→ Instructions to follow
For the material that follows, list every line containing the word "text".

→ Provided entries
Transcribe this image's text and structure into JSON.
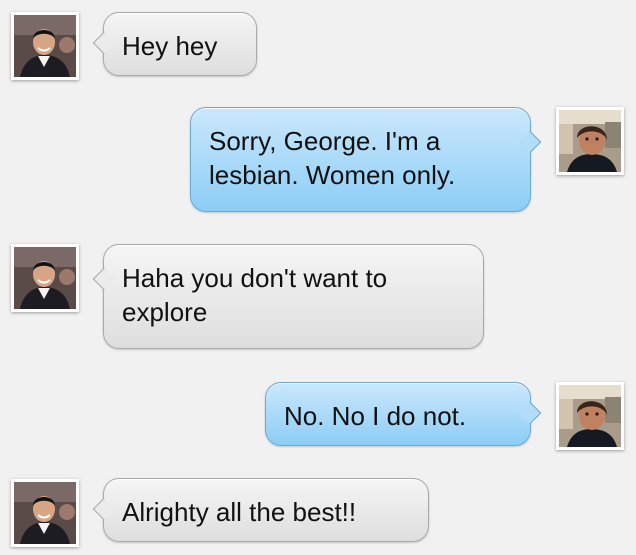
{
  "conversation": {
    "messages": [
      {
        "sender": "George",
        "direction": "incoming",
        "text": "Hey hey"
      },
      {
        "sender": "Me",
        "direction": "outgoing",
        "text": "Sorry, George. I'm a lesbian. Women only."
      },
      {
        "sender": "George",
        "direction": "incoming",
        "text": "Haha you don't want to explore"
      },
      {
        "sender": "Me",
        "direction": "outgoing",
        "text": "No. No I do not."
      },
      {
        "sender": "George",
        "direction": "incoming",
        "text": "Alrighty all the best!!"
      }
    ]
  },
  "colors": {
    "background": "#f1f1f1",
    "incoming_bubble": "#e6e6e6",
    "outgoing_bubble": "#a9dbfb"
  },
  "icons": {
    "contact_avatar": "contact-avatar-icon",
    "own_avatar": "user-avatar-icon"
  }
}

→ Result for this task
Transcribe this image's text and structure into JSON.
        "text": "Hey hey"
        "text": "Sorry, George. I'm a lesbian. Women only."
        "text": "Haha you don't want to explore"
        "text": "No. No I do not."
        "text": "Alrighty all the best!!"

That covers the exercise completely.